◆ ROWS
▼▼▼
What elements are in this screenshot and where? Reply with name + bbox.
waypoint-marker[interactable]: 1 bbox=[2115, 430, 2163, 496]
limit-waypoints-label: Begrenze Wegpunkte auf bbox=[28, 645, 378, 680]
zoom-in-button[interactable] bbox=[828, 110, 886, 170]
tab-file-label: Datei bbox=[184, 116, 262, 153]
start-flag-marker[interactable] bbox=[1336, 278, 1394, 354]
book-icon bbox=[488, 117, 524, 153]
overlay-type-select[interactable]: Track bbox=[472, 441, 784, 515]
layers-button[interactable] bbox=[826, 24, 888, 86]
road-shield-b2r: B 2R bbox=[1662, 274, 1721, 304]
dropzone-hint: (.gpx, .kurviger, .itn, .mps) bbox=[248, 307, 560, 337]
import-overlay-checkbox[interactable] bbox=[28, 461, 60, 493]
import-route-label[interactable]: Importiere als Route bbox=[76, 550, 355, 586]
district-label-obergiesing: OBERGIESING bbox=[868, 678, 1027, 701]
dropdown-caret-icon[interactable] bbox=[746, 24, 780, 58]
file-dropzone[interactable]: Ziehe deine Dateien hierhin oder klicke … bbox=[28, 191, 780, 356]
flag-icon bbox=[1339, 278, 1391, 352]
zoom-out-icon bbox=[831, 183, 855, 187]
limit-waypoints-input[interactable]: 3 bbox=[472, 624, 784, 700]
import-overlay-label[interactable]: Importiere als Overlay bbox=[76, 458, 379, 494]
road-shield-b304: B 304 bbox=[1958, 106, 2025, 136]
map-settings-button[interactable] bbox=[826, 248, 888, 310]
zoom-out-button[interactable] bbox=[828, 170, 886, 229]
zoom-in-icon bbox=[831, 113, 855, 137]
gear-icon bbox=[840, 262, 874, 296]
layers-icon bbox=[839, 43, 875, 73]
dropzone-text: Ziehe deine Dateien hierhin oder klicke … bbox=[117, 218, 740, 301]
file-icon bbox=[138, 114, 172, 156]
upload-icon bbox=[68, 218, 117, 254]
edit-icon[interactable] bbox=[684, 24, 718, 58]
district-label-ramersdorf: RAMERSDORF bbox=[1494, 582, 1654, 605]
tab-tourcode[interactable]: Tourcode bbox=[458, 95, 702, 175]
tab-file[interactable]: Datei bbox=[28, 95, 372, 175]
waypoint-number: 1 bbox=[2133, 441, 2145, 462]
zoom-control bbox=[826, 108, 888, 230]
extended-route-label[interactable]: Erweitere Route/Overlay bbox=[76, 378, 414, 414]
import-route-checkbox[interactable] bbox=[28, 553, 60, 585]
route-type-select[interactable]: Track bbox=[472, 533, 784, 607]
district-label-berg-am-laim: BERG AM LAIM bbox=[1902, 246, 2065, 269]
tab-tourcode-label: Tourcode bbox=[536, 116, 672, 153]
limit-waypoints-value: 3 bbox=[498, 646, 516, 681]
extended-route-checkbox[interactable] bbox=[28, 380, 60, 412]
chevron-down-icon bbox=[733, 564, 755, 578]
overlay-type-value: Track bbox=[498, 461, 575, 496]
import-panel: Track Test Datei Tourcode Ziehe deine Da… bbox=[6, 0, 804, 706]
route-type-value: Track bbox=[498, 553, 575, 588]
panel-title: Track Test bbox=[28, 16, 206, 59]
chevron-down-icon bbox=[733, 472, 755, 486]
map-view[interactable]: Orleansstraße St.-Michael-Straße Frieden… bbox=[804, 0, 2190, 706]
▲▲▲
◆ EXERCISE DIRECTIONS
List every line of the items above that contains the string "limit".

◆ SOLUTION TO THIS EXERCISE
limit-waypoints-label: Begrenze Wegpunkte auf bbox=[28, 645, 378, 680]
limit-waypoints-input[interactable]: 3 bbox=[472, 624, 784, 700]
limit-waypoints-value: 3 bbox=[498, 646, 516, 681]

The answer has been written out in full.